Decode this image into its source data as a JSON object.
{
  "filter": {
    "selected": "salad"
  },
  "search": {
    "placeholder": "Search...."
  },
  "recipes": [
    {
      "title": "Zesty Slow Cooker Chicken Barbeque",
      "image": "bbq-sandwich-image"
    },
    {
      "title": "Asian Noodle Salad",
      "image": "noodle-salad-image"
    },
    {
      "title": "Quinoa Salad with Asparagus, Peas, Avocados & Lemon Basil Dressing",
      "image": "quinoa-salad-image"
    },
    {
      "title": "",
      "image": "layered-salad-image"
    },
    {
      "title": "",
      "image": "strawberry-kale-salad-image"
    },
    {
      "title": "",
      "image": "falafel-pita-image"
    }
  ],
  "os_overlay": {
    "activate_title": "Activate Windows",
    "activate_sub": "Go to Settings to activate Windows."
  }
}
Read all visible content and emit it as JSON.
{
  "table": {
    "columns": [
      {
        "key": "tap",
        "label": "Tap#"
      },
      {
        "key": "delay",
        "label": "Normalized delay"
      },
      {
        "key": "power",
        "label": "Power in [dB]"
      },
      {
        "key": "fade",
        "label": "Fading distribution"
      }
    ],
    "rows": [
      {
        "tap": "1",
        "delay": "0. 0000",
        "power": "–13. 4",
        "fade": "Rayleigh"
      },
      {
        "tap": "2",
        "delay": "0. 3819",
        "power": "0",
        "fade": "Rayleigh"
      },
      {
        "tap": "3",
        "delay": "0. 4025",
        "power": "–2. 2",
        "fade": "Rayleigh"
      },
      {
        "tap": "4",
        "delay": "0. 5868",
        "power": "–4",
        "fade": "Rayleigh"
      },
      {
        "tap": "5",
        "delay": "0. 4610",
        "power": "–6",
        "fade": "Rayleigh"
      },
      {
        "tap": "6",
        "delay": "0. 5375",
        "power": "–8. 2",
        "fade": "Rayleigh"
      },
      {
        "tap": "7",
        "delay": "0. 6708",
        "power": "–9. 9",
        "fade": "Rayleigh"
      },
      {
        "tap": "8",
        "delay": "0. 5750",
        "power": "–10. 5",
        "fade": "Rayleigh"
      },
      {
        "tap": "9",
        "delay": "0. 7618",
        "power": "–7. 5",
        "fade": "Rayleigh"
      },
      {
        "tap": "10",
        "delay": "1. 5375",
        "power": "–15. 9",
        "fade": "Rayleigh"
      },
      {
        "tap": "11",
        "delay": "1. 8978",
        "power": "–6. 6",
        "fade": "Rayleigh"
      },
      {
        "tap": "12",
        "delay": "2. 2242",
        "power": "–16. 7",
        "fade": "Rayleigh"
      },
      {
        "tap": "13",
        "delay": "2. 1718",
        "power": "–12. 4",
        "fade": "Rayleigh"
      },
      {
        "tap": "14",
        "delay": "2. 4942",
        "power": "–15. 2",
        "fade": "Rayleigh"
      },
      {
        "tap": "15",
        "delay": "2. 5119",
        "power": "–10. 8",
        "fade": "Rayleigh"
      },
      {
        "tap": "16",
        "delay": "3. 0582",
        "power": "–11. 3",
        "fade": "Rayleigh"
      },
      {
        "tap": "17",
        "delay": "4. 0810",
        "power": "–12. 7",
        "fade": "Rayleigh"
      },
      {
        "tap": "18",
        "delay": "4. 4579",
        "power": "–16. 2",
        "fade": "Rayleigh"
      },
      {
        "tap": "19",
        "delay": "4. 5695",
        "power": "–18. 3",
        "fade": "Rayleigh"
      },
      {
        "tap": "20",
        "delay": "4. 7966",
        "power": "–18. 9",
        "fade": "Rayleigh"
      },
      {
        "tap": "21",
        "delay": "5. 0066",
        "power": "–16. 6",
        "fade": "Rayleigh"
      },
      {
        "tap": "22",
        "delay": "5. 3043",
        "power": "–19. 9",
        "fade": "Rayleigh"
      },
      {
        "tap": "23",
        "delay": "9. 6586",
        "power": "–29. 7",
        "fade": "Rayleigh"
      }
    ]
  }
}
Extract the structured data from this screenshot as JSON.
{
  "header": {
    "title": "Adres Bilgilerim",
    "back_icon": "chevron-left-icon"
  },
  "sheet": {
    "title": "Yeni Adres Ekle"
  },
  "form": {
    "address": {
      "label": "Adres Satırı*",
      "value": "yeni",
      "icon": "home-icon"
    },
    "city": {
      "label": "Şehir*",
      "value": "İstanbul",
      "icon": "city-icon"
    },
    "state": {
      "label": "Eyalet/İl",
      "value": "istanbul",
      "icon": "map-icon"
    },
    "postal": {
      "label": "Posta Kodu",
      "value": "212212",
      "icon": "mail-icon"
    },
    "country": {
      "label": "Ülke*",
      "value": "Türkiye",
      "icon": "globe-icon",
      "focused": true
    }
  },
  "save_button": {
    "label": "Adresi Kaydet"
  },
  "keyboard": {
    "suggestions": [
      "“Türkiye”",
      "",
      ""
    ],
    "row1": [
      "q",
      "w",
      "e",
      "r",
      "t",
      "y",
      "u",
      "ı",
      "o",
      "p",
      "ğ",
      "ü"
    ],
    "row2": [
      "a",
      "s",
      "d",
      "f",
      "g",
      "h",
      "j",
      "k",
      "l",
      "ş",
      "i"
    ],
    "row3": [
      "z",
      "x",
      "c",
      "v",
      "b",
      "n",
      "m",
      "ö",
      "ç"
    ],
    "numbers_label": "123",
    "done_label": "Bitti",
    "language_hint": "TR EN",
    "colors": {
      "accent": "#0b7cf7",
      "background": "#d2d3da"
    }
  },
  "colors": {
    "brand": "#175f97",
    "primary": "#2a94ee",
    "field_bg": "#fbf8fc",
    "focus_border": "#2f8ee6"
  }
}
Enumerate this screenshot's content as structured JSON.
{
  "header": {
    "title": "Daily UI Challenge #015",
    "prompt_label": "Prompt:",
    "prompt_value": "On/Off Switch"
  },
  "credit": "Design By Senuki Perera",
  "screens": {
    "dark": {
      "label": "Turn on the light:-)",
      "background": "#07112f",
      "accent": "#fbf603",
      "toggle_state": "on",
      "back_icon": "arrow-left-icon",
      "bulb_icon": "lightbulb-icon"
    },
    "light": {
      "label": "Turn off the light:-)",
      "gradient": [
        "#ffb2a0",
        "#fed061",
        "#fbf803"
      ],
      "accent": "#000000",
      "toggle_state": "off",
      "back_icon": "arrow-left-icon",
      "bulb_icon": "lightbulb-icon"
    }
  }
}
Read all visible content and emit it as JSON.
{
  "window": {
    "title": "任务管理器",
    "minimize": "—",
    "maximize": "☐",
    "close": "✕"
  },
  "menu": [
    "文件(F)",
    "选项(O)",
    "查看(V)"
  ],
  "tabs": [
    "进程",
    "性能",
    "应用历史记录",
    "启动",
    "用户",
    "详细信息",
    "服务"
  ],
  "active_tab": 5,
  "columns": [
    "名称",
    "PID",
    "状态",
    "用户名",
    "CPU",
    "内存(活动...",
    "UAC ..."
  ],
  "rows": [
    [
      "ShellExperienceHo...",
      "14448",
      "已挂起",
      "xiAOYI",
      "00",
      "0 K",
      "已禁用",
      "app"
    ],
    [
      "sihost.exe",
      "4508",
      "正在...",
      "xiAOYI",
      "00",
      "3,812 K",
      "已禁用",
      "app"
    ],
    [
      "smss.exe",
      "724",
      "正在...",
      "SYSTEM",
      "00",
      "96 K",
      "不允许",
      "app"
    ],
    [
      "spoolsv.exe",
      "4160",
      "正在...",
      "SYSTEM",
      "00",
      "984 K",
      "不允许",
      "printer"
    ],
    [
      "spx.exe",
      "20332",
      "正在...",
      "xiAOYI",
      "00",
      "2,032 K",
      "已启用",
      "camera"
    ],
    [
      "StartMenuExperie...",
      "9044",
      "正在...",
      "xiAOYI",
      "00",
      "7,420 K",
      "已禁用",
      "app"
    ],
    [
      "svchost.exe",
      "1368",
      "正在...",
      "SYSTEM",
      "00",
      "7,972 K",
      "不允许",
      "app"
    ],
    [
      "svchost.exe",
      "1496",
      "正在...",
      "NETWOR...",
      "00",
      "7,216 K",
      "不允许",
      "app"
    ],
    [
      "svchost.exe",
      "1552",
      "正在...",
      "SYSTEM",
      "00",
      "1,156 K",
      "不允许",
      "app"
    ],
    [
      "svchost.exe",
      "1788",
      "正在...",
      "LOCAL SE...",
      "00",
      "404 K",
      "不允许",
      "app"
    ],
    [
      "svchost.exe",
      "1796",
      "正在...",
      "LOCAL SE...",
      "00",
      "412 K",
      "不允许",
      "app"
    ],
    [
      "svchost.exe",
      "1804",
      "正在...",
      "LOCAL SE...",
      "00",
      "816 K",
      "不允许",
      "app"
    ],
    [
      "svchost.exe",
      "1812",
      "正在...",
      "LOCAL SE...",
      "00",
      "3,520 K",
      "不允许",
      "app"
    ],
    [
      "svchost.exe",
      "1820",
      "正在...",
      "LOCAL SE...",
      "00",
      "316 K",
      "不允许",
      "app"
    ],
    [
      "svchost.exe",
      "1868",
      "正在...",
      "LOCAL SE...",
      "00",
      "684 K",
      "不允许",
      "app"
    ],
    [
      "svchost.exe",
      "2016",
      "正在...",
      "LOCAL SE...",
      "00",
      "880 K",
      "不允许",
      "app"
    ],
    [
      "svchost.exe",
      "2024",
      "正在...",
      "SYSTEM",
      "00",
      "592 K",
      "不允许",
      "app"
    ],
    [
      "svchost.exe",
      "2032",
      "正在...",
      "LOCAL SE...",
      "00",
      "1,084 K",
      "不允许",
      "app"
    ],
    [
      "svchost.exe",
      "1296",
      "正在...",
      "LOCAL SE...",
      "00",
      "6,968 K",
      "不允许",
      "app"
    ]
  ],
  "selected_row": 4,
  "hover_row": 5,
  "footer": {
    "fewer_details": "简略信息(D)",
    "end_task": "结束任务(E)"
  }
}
-----
Count up the lines in the listing that hold the word "accent", and give that number only.

(Answer in full)
3